### [INSTRUCTIONS TO FOLLOW]
Select the lines that hold the word "표시하여서는" and copy each one.
# start of SOURCE RECORDS
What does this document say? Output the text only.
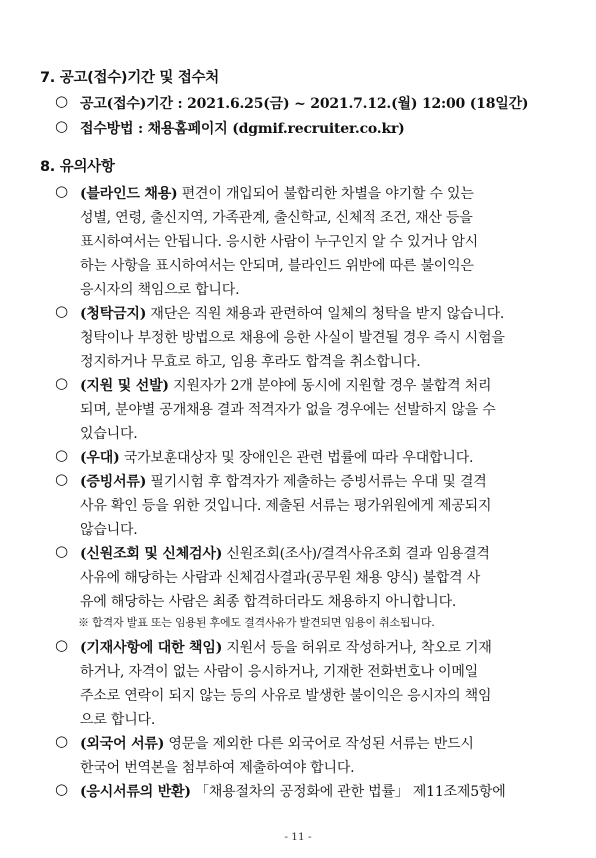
7. 공고(접수)기간 및 접수처
○ 공고(접수)기간 : 2021.6.25(금) ~ 2021.7.12.(월) 12:00 (18일간)
○ 접수방법 : 채용홈페이지 (dgmif.recruiter.co.kr)
8. 유의사항
○ (블라인드 채용) 편견이 개입되어 불합리한 차별을 야기할 수 있는
성별, 연령, 출신지역, 가족관계, 출신학교, 신체적 조건, 재산 등을
표시하여서는 안됩니다. 응시한 사람이 누구인지 알 수 있거나 암시
하는 사항을 표시하여서는 안되며, 블라인드 위반에 따른 불이익은
응시자의 책임으로 합니다.
○ (청탁금지) 재단은 직원 채용과 관련하여 일체의 청탁을 받지 않습니다.
청탁이나 부정한 방법으로 채용에 응한 사실이 발견될 경우 즉시 시험을
정지하거나 무효로 하고, 임용 후라도 합격을 취소합니다.
○ (지원 및 선발) 지원자가 2개 분야에 동시에 지원할 경우 불합격 처리
되며, 분야별 공개채용 결과 적격자가 없을 경우에는 선발하지 않을 수
있습니다.
○ (우대) 국가보훈대상자 및 장애인은 관련 법률에 따라 우대합니다.
○ (증빙서류) 필기시험 후 합격자가 제출하는 증빙서류는 우대 및 결격
사유 확인 등을 위한 것입니다. 제출된 서류는 평가위원에게 제공되지
않습니다.
○ (신원조회 및 신체검사) 신원조회(조사)/결격사유조회 결과 임용결격
사유에 해당하는 사람과 신체검사결과(공무원 채용 양식) 불합격 사
유에 해당하는 사람은 최종 합격하더라도 채용하지 아니합니다.
※ 합격자 발표 또는 임용된 후에도 결격사유가 발견되면 임용이 취소됩니다.
○ (기재사항에 대한 책임) 지원서 등을 허위로 작성하거나, 착오로 기재
하거나, 자격이 없는 사람이 응시하거나, 기재한 전화번호나 이메일
주소로 연락이 되지 않는 등의 사유로 발생한 불이익은 응시자의 책임
으로 합니다.
○ (외국어 서류) 영문을 제외한 다른 외국어로 작성된 서류는 반드시
한국어 번역본을 첨부하여 제출하여야 합니다.
○ (응시서류의 반환) 「채용절차의 공정화에 관한 법률」 제11조제5항에
- 11 -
# end of SOURCE RECORDS
### [RESULT OF THIS TASK]
표시하여서는 안됩니다. 응시한 사람이 누구인지 알 수 있거나 암시
하는 사항을 표시하여서는 안되며, 블라인드 위반에 따른 불이익은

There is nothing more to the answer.